*Written request*
Exactly repeat the material, dropping only the pictures.

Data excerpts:
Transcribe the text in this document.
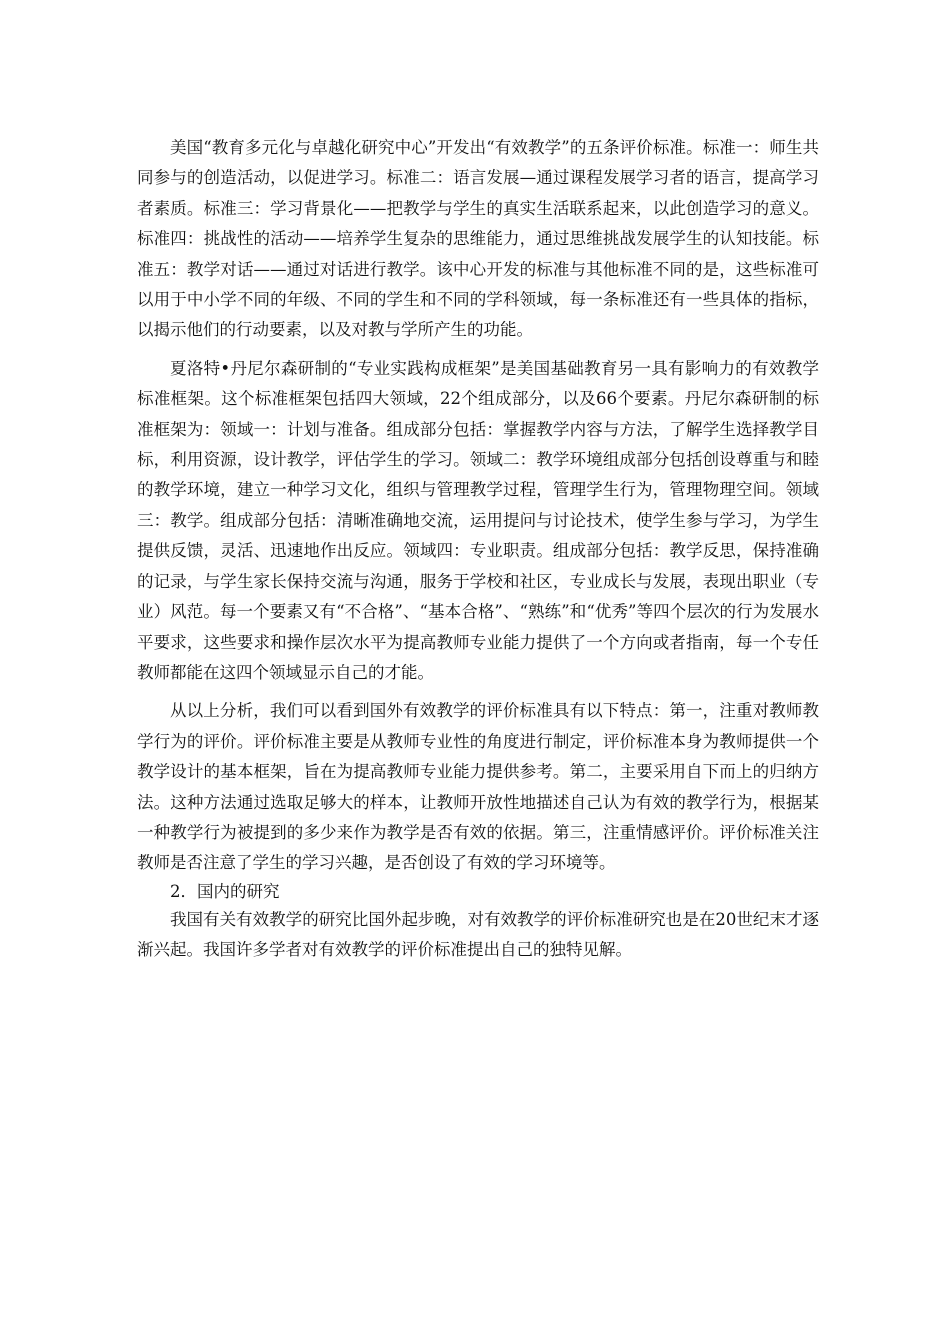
美国“教育多元化与卓越化研究中心”开发出“有效教学”的五条评价标准。标准一：师生共同参与的创造活动，以促进学习。标准二：语言发展—通过课程发展学习者的语言，提高学习者素质。标准三：学习背景化——把教学与学生的真实生活联系起来，以此创造学习的意义。标准四：挑战性的活动——培养学生复杂的思维能力，通过思维挑战发展学生的认知技能。标准五：教学对话——通过对话进行教学。该中心开发的标准与其他标准不同的是，这些标准可以用于中小学不同的年级、不同的学生和不同的学科领域，每一条标准还有一些具体的指标，以揭示他们的行动要素，以及对教与学所产生的功能。

夏洛特•丹尼尔森研制的“专业实践构成框架”是美国基础教育另一具有影响力的有效教学标准框架。这个标准框架包括四大领域，22个组成部分，以及66个要素。丹尼尔森研制的标准框架为：领域一：计划与准备。组成部分包括：掌握教学内容与方法，了解学生选择教学目标，利用资源，设计教学，评估学生的学习。领域二：教学环境组成部分包括创设尊重与和睦的教学环境，建立一种学习文化，组织与管理教学过程，管理学生行为，管理物理空间。领域三：教学。组成部分包括：清晰准确地交流，运用提问与讨论技术，使学生参与学习，为学生提供反馈，灵活、迅速地作出反应。领域四：专业职责。组成部分包括：教学反思，保持准确的记录，与学生家长保持交流与沟通，服务于学校和社区，专业成长与发展，表现出职业（专业）风范。每一个要素又有“不合格”、“基本合格”、“熟练”和“优秀”等四个层次的行为发展水平要求，这些要求和操作层次水平为提高教师专业能力提供了一个方向或者指南，每一个专任教师都能在这四个领域显示自己的才能。

从以上分析，我们可以看到国外有效教学的评价标准具有以下特点：第一，注重对教师教学行为的评价。评价标准主要是从教师专业性的角度进行制定，评价标准本身为教师提供一个教学设计的基本框架，旨在为提高教师专业能力提供参考。第二，主要采用自下而上的归纳方法。这种方法通过选取足够大的样本，让教师开放性地描述自己认为有效的教学行为，根据某一种教学行为被提到的多少来作为教学是否有效的依据。第三，注重情感评价。评价标准关注教师是否注意了学生的学习兴趣，是否创设了有效的学习环境等。

2．国内的研究

我国有关有效教学的研究比国外起步晚，对有效教学的评价标准研究也是在20世纪末才逐渐兴起。我国许多学者对有效教学的评价标准提出自己的独特见解。
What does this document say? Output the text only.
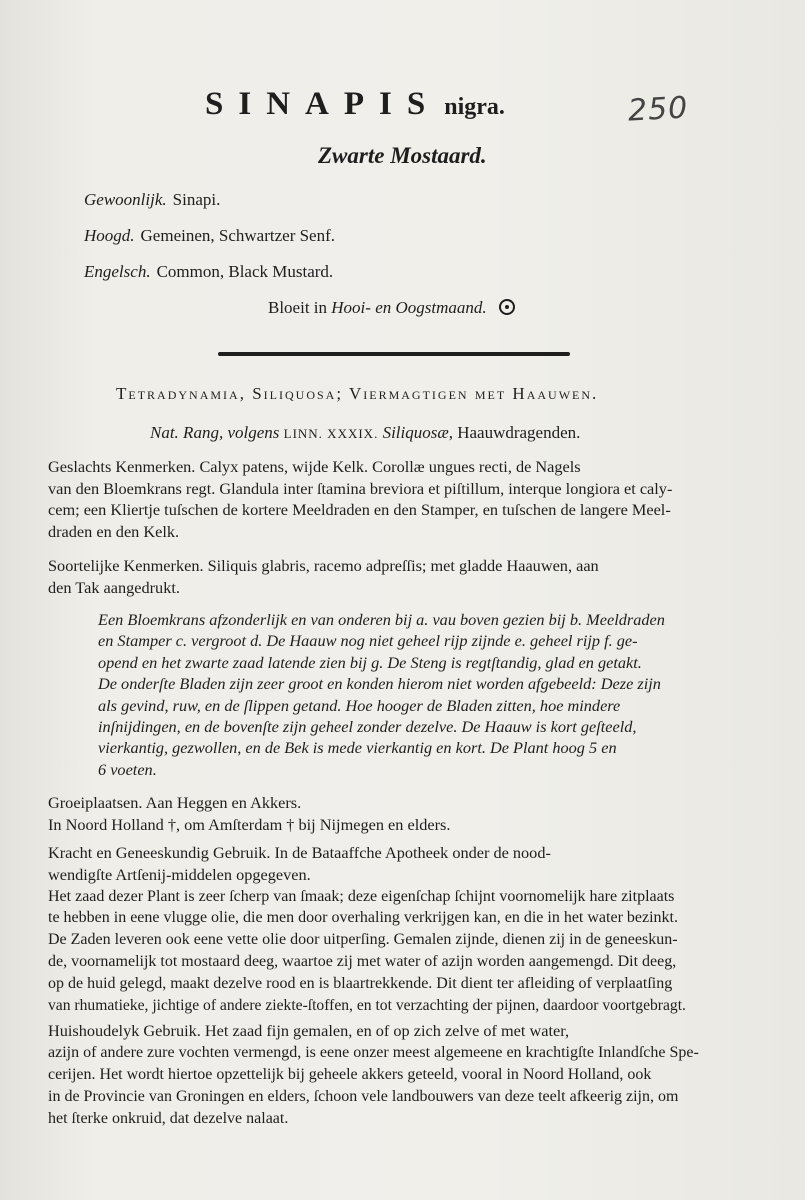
SINAPIS nigra.	250
Zwarte Mostaard.
Gewoonlijk. Sinapi.
Hoogd. Gemeinen, Schwartzer Senf.
Engelsch. Common, Black Mustard.
Bloeit in Hooi- en Oogstmaand.
Tetradynamia, Siliquosa; Viermagtigen met Haauwen.
Nat. Rang, volgens LINN. XXXIX. Siliquosæ, Haauwdragenden.
Geslachts Kenmerken. Calyx patens, wijde Kelk. Corollæ ungues recti, de Nagels
van den Bloemkrans regt. Glandula inter ſtamina breviora et piſtillum, interque longiora et caly-
cem; een Kliertje tuſschen de kortere Meeldraden en den Stamper, en tuſschen de langere Meel-
draden en den Kelk.
Soortelijke Kenmerken. Siliquis glabris, racemo adpreſſis; met gladde Haauwen, aan
den Tak aangedrukt.
Een Bloemkrans afzonderlijk en van onderen bij a. vau boven gezien bij b. Meeldraden
en Stamper c. vergroot d. De Haauw nog niet geheel rijp zijnde e. geheel rijp f. ge-
opend en het zwarte zaad latende zien bij g. De Steng is regtſtandig, glad en getakt.
De onderſte Bladen zijn zeer groot en konden hierom niet worden afgebeeld: Deze zijn
als gevind, ruw, en de ſlippen getand. Hoe hooger de Bladen zitten, hoe mindere
inſnijdingen, en de bovenſte zijn geheel zonder dezelve. De Haauw is kort geſteeld,
vierkantig, gezwollen, en de Bek is mede vierkantig en kort. De Plant hoog 5 en
6 voeten.
Groeiplaatsen. Aan Heggen en Akkers.
In Noord Holland †, om Amſterdam † bij Nijmegen en elders.
Kracht en Geneeskundig Gebruik. In de Bataaffche Apotheek onder de nood-
wendigſte Artſenij-middelen opgegeven.
Het zaad dezer Plant is zeer ſcherp van ſmaak; deze eigenſchap ſchijnt voornomelijk hare zitplaats
te hebben in eene vlugge olie, die men door overhaling verkrijgen kan, en die in het water bezinkt.
De Zaden leveren ook eene vette olie door uitperſing. Gemalen zijnde, dienen zij in de geneeskun-
de, voornamelijk tot mostaard deeg, waartoe zij met water of azijn worden aangemengd. Dit deeg,
op de huid gelegd, maakt dezelve rood en is blaartrekkende. Dit dient ter afleiding of verplaatſing
van rhumatieke, jichtige of andere ziekte-ſtoffen, en tot verzachting der pijnen, daardoor voortgebragt.
Huishoudelyk Gebruik. Het zaad fijn gemalen, en of op zich zelve of met water,
azijn of andere zure vochten vermengd, is eene onzer meest algemeene en krachtigſte Inlandſche Spe-
cerijen. Het wordt hiertoe opzettelijk bij geheele akkers geteeld, vooral in Noord Holland, ook
in de Provincie van Groningen en elders, ſchoon vele landbouwers van deze teelt afkeerig zijn, om
het ſterke onkruid, dat dezelve nalaat.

*Response*
Transcribe the text in this document.
美国“教育多元化与卓越化研究中心”开发出“有效教学”的五条评价标准。标准一：师生共同参与的创造活动，以促进学习。标准二：语言发展—通过课程发展学习者的语言，提高学习者素质。标准三：学习背景化——把教学与学生的真实生活联系起来，以此创造学习的意义。标准四：挑战性的活动——培养学生复杂的思维能力，通过思维挑战发展学生的认知技能。标准五：教学对话——通过对话进行教学。该中心开发的标准与其他标准不同的是，这些标准可以用于中小学不同的年级、不同的学生和不同的学科领域，每一条标准还有一些具体的指标，以揭示他们的行动要素，以及对教与学所产生的功能。

夏洛特•丹尼尔森研制的“专业实践构成框架”是美国基础教育另一具有影响力的有效教学标准框架。这个标准框架包括四大领域，22个组成部分，以及66个要素。丹尼尔森研制的标准框架为：领域一：计划与准备。组成部分包括：掌握教学内容与方法，了解学生选择教学目标，利用资源，设计教学，评估学生的学习。领域二：教学环境组成部分包括创设尊重与和睦的教学环境，建立一种学习文化，组织与管理教学过程，管理学生行为，管理物理空间。领域三：教学。组成部分包括：清晰准确地交流，运用提问与讨论技术，使学生参与学习，为学生提供反馈，灵活、迅速地作出反应。领域四：专业职责。组成部分包括：教学反思，保持准确的记录，与学生家长保持交流与沟通，服务于学校和社区，专业成长与发展，表现出职业（专业）风范。每一个要素又有“不合格”、“基本合格”、“熟练”和“优秀”等四个层次的行为发展水平要求，这些要求和操作层次水平为提高教师专业能力提供了一个方向或者指南，每一个专任教师都能在这四个领域显示自己的才能。

从以上分析，我们可以看到国外有效教学的评价标准具有以下特点：第一，注重对教师教学行为的评价。评价标准主要是从教师专业性的角度进行制定，评价标准本身为教师提供一个教学设计的基本框架，旨在为提高教师专业能力提供参考。第二，主要采用自下而上的归纳方法。这种方法通过选取足够大的样本，让教师开放性地描述自己认为有效的教学行为，根据某一种教学行为被提到的多少来作为教学是否有效的依据。第三，注重情感评价。评价标准关注教师是否注意了学生的学习兴趣，是否创设了有效的学习环境等。

2．国内的研究

我国有关有效教学的研究比国外起步晚，对有效教学的评价标准研究也是在20世纪末才逐渐兴起。我国许多学者对有效教学的评价标准提出自己的独特见解。
What does this document say? Output the text only.
SINAPIS nigra.	250
Zwarte Mostaard.
Gewoonlijk. Sinapi.
Hoogd. Gemeinen, Schwartzer Senf.
Engelsch. Common, Black Mustard.
Bloeit in Hooi- en Oogstmaand.
Tetradynamia, Siliquosa; Viermagtigen met Haauwen.
Nat. Rang, volgens LINN. XXXIX. Siliquosæ, Haauwdragenden.
Geslachts Kenmerken. Calyx patens, wijde Kelk. Corollæ ungues recti, de Nagels
van den Bloemkrans regt. Glandula inter ſtamina breviora et piſtillum, interque longiora et caly-
cem; een Kliertje tuſschen de kortere Meeldraden en den Stamper, en tuſschen de langere Meel-
draden en den Kelk.
Soortelijke Kenmerken. Siliquis glabris, racemo adpreſſis; met gladde Haauwen, aan
den Tak aangedrukt.
Een Bloemkrans afzonderlijk en van onderen bij a. vau boven gezien bij b. Meeldraden
en Stamper c. vergroot d. De Haauw nog niet geheel rijp zijnde e. geheel rijp f. ge-
opend en het zwarte zaad latende zien bij g. De Steng is regtſtandig, glad en getakt.
De onderſte Bladen zijn zeer groot en konden hierom niet worden afgebeeld: Deze zijn
als gevind, ruw, en de ſlippen getand. Hoe hooger de Bladen zitten, hoe mindere
inſnijdingen, en de bovenſte zijn geheel zonder dezelve. De Haauw is kort geſteeld,
vierkantig, gezwollen, en de Bek is mede vierkantig en kort. De Plant hoog 5 en
6 voeten.
Groeiplaatsen. Aan Heggen en Akkers.
In Noord Holland †, om Amſterdam † bij Nijmegen en elders.
Kracht en Geneeskundig Gebruik. In de Bataaffche Apotheek onder de nood-
wendigſte Artſenij-middelen opgegeven.
Het zaad dezer Plant is zeer ſcherp van ſmaak; deze eigenſchap ſchijnt voornomelijk hare zitplaats
te hebben in eene vlugge olie, die men door overhaling verkrijgen kan, en die in het water bezinkt.
De Zaden leveren ook eene vette olie door uitperſing. Gemalen zijnde, dienen zij in de geneeskun-
de, voornamelijk tot mostaard deeg, waartoe zij met water of azijn worden aangemengd. Dit deeg,
op de huid gelegd, maakt dezelve rood en is blaartrekkende. Dit dient ter afleiding of verplaatſing
van rhumatieke, jichtige of andere ziekte-ſtoffen, en tot verzachting der pijnen, daardoor voortgebragt.
Huishoudelyk Gebruik. Het zaad fijn gemalen, en of op zich zelve of met water,
azijn of andere zure vochten vermengd, is eene onzer meest algemeene en krachtigſte Inlandſche Spe-
cerijen. Het wordt hiertoe opzettelijk bij geheele akkers geteeld, vooral in Noord Holland, ook
in de Provincie van Groningen en elders, ſchoon vele landbouwers van deze teelt afkeerig zijn, om
het ſterke onkruid, dat dezelve nalaat.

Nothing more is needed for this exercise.